[DIRECTIONS]
Filter the lines below, copying only those with the string "Weekly".

[STORED DATA]
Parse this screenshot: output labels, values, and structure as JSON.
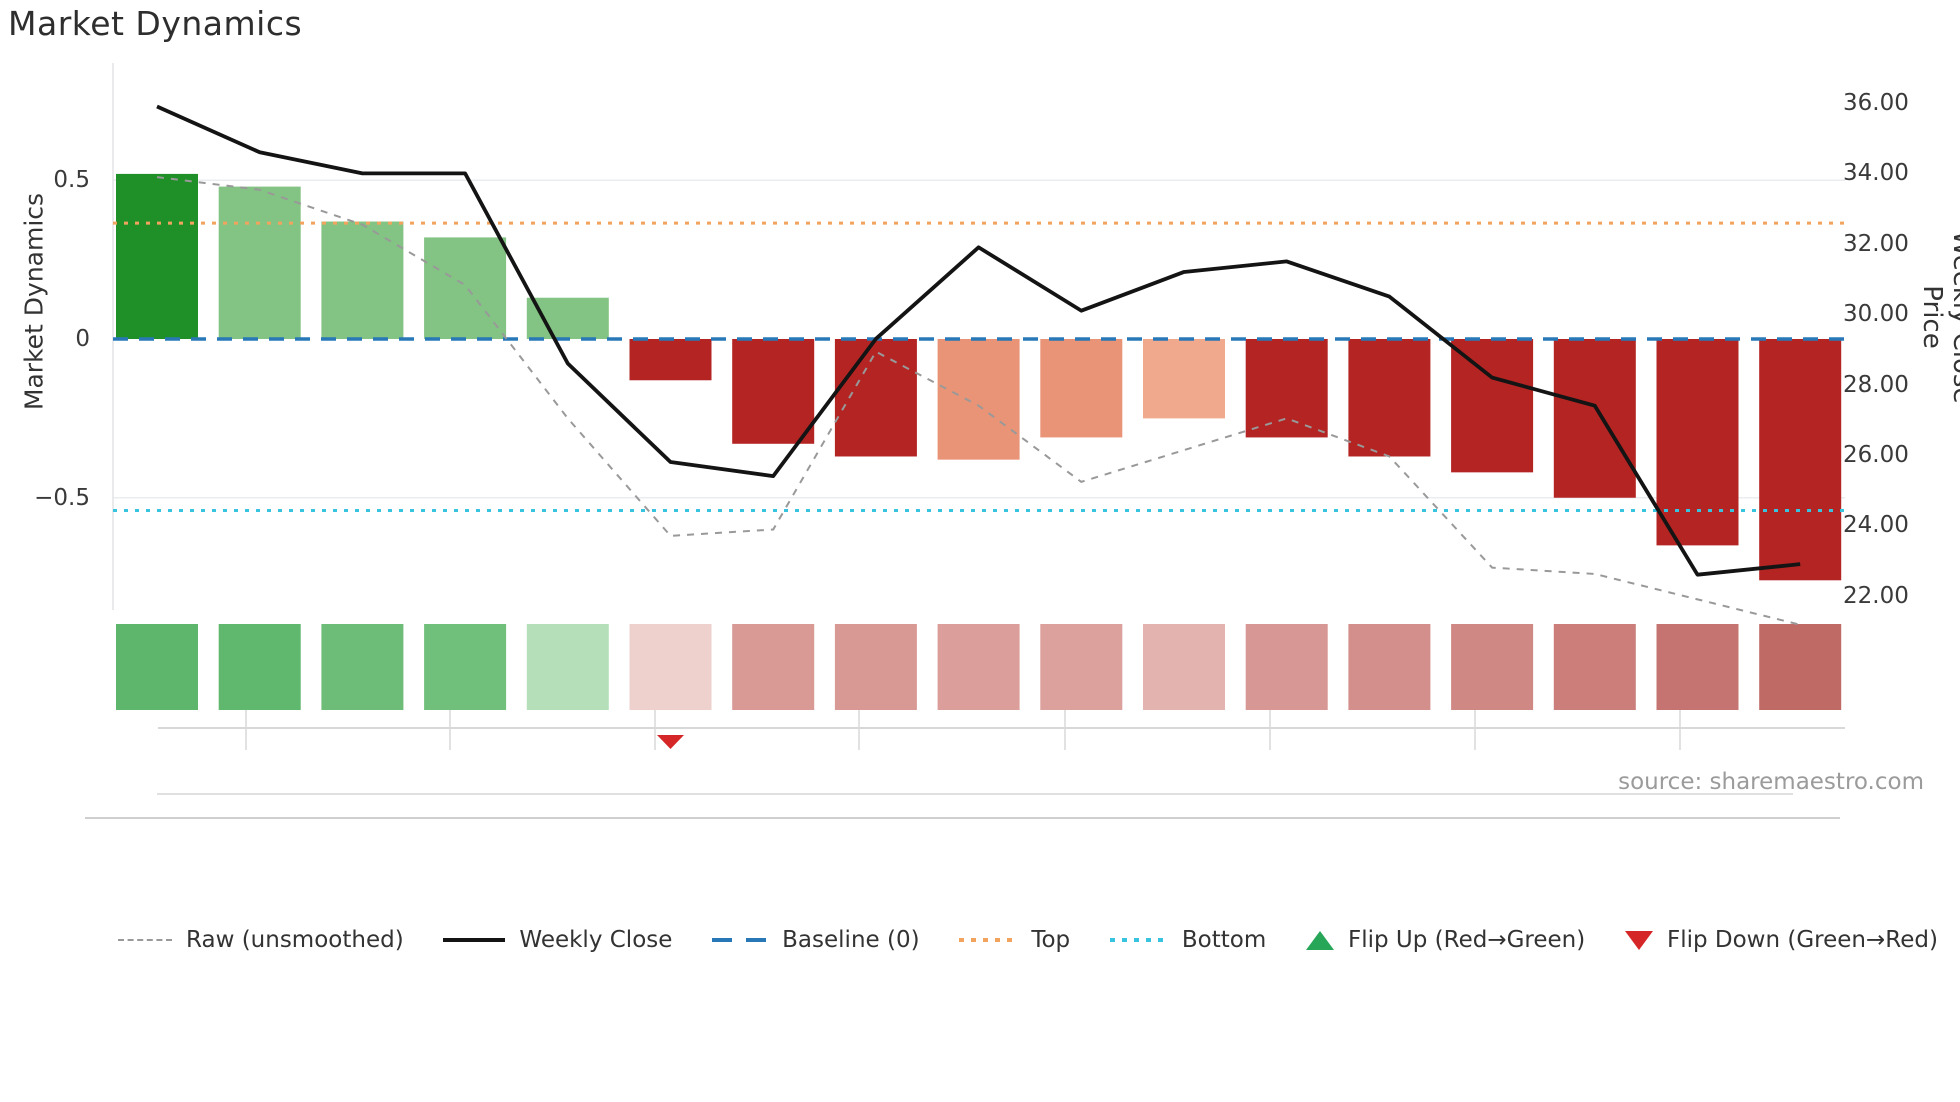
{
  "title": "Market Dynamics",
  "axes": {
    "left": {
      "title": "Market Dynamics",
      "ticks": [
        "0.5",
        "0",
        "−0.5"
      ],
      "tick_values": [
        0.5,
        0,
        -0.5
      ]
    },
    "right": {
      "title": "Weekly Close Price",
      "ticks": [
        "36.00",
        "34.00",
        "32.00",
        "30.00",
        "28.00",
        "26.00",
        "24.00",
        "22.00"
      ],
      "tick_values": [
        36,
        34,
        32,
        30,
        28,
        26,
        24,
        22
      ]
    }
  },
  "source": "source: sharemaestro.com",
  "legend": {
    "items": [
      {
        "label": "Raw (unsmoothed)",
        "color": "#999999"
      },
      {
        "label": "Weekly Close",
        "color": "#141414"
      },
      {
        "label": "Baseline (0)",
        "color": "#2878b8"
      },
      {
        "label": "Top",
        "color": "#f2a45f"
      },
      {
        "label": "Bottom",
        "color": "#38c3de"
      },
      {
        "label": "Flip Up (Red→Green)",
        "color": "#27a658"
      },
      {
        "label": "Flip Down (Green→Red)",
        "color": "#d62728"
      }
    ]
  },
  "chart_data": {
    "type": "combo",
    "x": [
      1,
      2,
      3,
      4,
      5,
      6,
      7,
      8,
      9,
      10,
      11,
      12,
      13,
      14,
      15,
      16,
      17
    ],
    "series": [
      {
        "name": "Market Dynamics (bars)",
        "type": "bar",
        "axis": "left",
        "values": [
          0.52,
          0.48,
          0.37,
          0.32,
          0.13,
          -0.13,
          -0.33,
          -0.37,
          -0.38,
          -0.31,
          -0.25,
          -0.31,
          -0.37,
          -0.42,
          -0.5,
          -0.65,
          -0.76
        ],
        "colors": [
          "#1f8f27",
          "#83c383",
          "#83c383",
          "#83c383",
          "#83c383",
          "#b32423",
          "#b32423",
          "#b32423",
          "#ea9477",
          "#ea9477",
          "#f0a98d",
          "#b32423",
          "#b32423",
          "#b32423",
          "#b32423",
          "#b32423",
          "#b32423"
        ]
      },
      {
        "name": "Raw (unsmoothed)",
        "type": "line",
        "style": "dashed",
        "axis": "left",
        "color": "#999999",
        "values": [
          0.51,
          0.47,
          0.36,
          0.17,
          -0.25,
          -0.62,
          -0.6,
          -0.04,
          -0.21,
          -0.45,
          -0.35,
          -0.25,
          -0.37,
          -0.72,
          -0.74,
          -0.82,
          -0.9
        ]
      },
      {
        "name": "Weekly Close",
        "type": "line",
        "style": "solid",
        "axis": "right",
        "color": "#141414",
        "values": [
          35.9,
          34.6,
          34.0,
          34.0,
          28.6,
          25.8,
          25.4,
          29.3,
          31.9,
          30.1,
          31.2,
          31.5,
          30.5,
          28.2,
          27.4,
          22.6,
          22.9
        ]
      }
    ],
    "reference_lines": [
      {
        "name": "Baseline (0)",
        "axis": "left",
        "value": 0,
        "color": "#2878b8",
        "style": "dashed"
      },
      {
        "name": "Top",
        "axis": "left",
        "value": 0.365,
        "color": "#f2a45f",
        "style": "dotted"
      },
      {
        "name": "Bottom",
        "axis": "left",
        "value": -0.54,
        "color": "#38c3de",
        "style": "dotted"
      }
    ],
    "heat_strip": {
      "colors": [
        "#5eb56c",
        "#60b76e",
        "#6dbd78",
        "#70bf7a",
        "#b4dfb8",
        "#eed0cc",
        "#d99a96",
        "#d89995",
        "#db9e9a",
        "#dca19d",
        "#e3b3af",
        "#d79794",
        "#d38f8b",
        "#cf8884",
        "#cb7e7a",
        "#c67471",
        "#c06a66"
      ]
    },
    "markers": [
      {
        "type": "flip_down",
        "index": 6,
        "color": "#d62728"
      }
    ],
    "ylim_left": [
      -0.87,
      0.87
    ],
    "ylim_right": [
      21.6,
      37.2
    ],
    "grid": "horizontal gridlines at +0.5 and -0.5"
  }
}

[THE RESULT]
      "title": "Weekly Close Price",
        "label": "Weekly Close",
        "name": "Weekly Close",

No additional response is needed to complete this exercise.